Problem to work on
Write out each line word for word. Drop pictures.

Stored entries
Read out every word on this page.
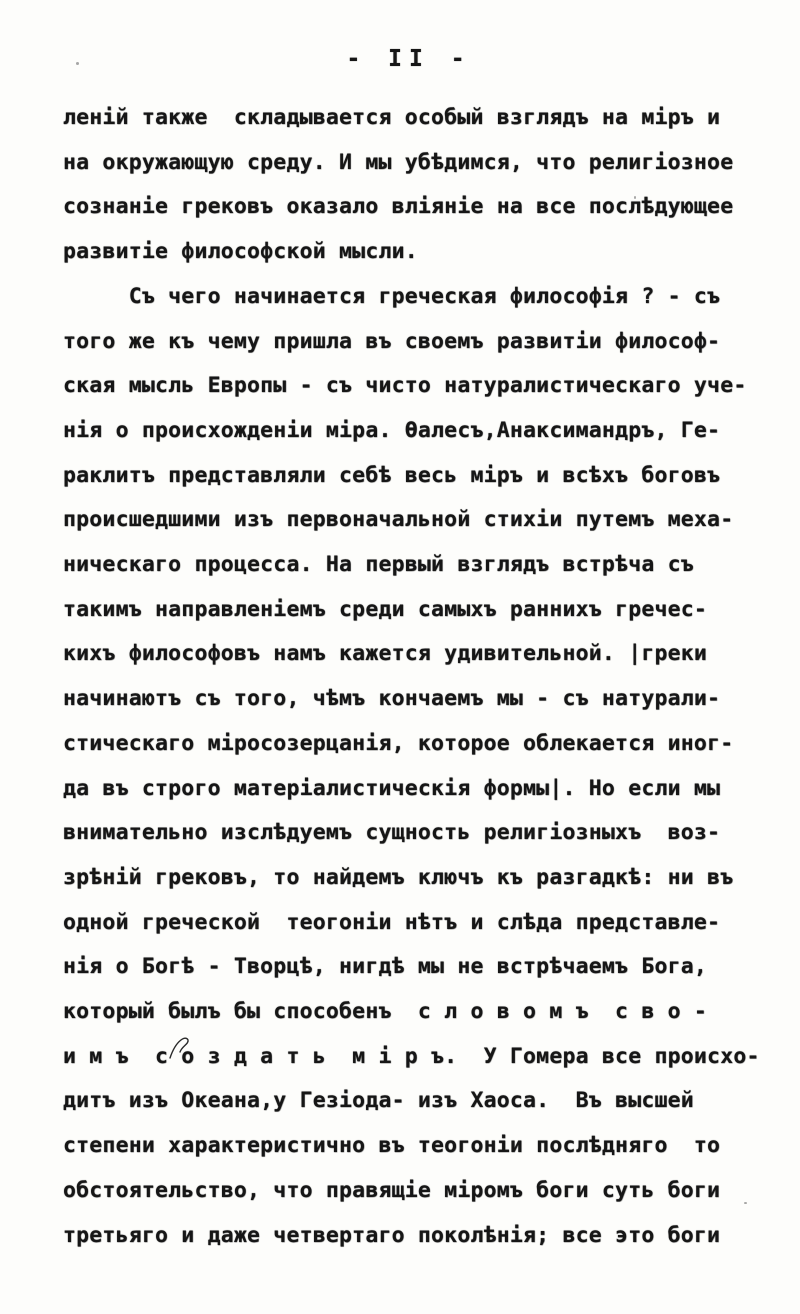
- II -
леній также  складывается особый взглядъ на міръ и
на окружающую среду. И мы убѣдимся, что религіозное
сознаніе грековъ оказало вліяніе на все послѣдующее
развитіе философской мысли.
Съ чего начинается греческая философія ? - съ
того же къ чему пришла въ своемъ развитіи философ-
ская мысль Европы - съ чисто натуралистическаго уче-
нія о происхожденіи міра. Ѳалесъ,Анаксимандръ, Ге-
раклитъ представляли себѣ весь міръ и всѣхъ боговъ
происшедшими изъ первоначальной стихіи путемъ меха-
ническаго процесса. На первый взглядъ встрѣча съ
такимъ направленіемъ среди самыхъ раннихъ гречес-
кихъ философовъ намъ кажется удивительной. |греки
начинаютъ съ того, чѣмъ кончаемъ мы - съ натурали-
стическаго міросозерцанія, которое облекается иног-
да въ строго матеріалистическія формы|. Но если мы
внимательно изслѣдуемъ сущность религіозныхъ  воз-
зрѣній грековъ, то найдемъ ключъ къ разгадкѣ: ни въ
одной греческой  теогоніи нѣтъ и слѣда представле-
нія о Богѣ - Творцѣ, нигдѣ мы не встрѣчаемъ Бога,
который былъ бы способенъ  с л о в о м ъ  с в о -
и м ъ  с о з д а т ь  м і р ъ.  У Гомера все происхо-
дитъ изъ Океана,у Гезіода- изъ Хаоса.  Въ высшей
степени характеристично въ теогоніи послѣдняго  то
обстоятельство, что правящіе міромъ боги суть боги
третьяго и даже четвертаго поколѣнія; все это боги
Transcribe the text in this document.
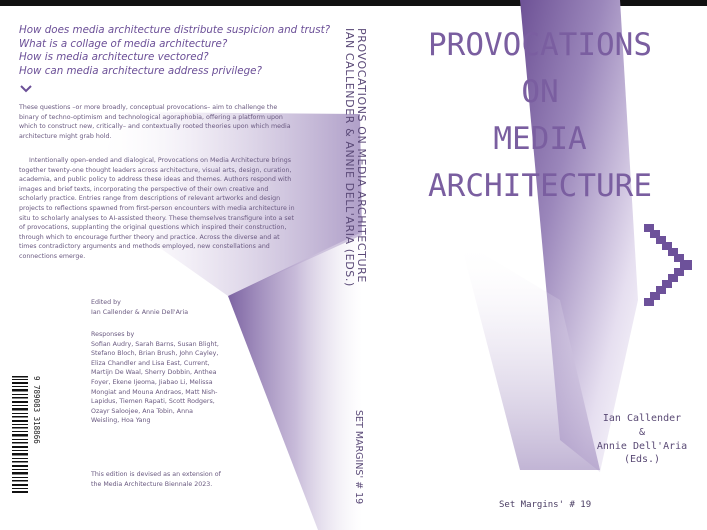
How does media architecture distribute suspicion and trust?
What is a collage of media architecture?
How is media architecture vectored?
How can media architecture address privilege?
These questions –or more broadly, conceptual provocations– aim to challenge the binary of techno-optimism and technological agoraphobia, offering a platform upon which to construct new, critically– and contextually rooted theories upon which media architecture might grab hold.
Intentionally open-ended and dialogical, Provocations on Media Architecture brings together twenty-one thought leaders across architecture, visual arts, design, curation, academia, and public policy to address these ideas and themes. Authors respond with images and brief texts, incorporating the perspective of their own creative and scholarly practice. Entries range from descriptions of relevant artworks and design projects to reflections spawned from first-person encounters with media architecture in situ to scholarly analyses to AI-assisted theory. These themselves transfigure into a set of provocations, supplanting the original questions which inspired their construction, through which to encourage further theory and practice. Across the diverse and at times contradictory arguments and methods employed, new constellations and connections emerge.
Edited by
Ian Callender & Annie Dell'Aria
Responses by
Sofian Audry, Sarah Barns, Susan Blight, Stefano Bloch, Brian Brush, John Cayley, Eliza Chandler and Lisa East, Current, Martijn De Waal, Sherry Dobbin, Anthea Foyer, Ekene Ijeoma, Jiabao Li, Melissa Mongiat and Mouna Andraos, Matt Nish-Lapidus, Tiemen Rapati, Scott Rodgers, Ozayr Saloojee, Ana Tobin, Anna Weisling, Hoa Yang
This edition is devised as an extension of the Media Architecture Biennale 2023.
9 789083 318866
PROVOCATIONS ON MEDIA ARCHITECTURE
IAN CALLENDER & ANNIE DELL'ARIA (EDS.)
SET MARGINS' # 19
PROVOCATIONS
ON
MEDIA
ARCHITECTURE
Ian Callender
&
Annie Dell'Aria
(Eds.)
Set Margins' # 19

Solution to this task
Read out every word on this page.
- II -
леній также  складывается особый взглядъ на міръ и
на окружающую среду. И мы убѣдимся, что религіозное
сознаніе грековъ оказало вліяніе на все послѣдующее
развитіе философской мысли.
Съ чего начинается греческая философія ? - съ
того же къ чему пришла въ своемъ развитіи философ-
ская мысль Европы - съ чисто натуралистическаго уче-
нія о происхожденіи міра. Ѳалесъ,Анаксимандръ, Ге-
раклитъ представляли себѣ весь міръ и всѣхъ боговъ
происшедшими изъ первоначальной стихіи путемъ меха-
ническаго процесса. На первый взглядъ встрѣча съ
такимъ направленіемъ среди самыхъ раннихъ гречес-
кихъ философовъ намъ кажется удивительной. |греки
начинаютъ съ того, чѣмъ кончаемъ мы - съ натурали-
стическаго міросозерцанія, которое облекается иног-
да въ строго матеріалистическія формы|. Но если мы
внимательно изслѣдуемъ сущность религіозныхъ  воз-
зрѣній грековъ, то найдемъ ключъ къ разгадкѣ: ни въ
одной греческой  теогоніи нѣтъ и слѣда представле-
нія о Богѣ - Творцѣ, нигдѣ мы не встрѣчаемъ Бога,
который былъ бы способенъ  с л о в о м ъ  с в о -
и м ъ  с о з д а т ь  м і р ъ.  У Гомера все происхо-
дитъ изъ Океана,у Гезіода- изъ Хаоса.  Въ высшей
степени характеристично въ теогоніи послѣдняго  то
обстоятельство, что правящіе міромъ боги суть боги
третьяго и даже четвертаго поколѣнія; все это боги
Transcribe the text in this document.
How does media architecture distribute suspicion and trust?
What is a collage of media architecture?
How is media architecture vectored?
How can media architecture address privilege?
These questions –or more broadly, conceptual provocations– aim to challenge the binary of techno-optimism and technological agoraphobia, offering a platform upon which to construct new, critically– and contextually rooted theories upon which media architecture might grab hold.
Intentionally open-ended and dialogical, Provocations on Media Architecture brings together twenty-one thought leaders across architecture, visual arts, design, curation, academia, and public policy to address these ideas and themes. Authors respond with images and brief texts, incorporating the perspective of their own creative and scholarly practice. Entries range from descriptions of relevant artworks and design projects to reflections spawned from first-person encounters with media architecture in situ to scholarly analyses to AI-assisted theory. These themselves transfigure into a set of provocations, supplanting the original questions which inspired their construction, through which to encourage further theory and practice. Across the diverse and at times contradictory arguments and methods employed, new constellations and connections emerge.
Edited by
Ian Callender & Annie Dell'Aria
Responses by
Sofian Audry, Sarah Barns, Susan Blight, Stefano Bloch, Brian Brush, John Cayley, Eliza Chandler and Lisa East, Current, Martijn De Waal, Sherry Dobbin, Anthea Foyer, Ekene Ijeoma, Jiabao Li, Melissa Mongiat and Mouna Andraos, Matt Nish-Lapidus, Tiemen Rapati, Scott Rodgers, Ozayr Saloojee, Ana Tobin, Anna Weisling, Hoa Yang
This edition is devised as an extension of the Media Architecture Biennale 2023.
9 789083 318866
PROVOCATIONS ON MEDIA ARCHITECTURE
IAN CALLENDER & ANNIE DELL'ARIA (EDS.)
SET MARGINS' # 19
PROVOCATIONS
ON
MEDIA
ARCHITECTURE
Ian Callender
&
Annie Dell'Aria
(Eds.)
Set Margins' # 19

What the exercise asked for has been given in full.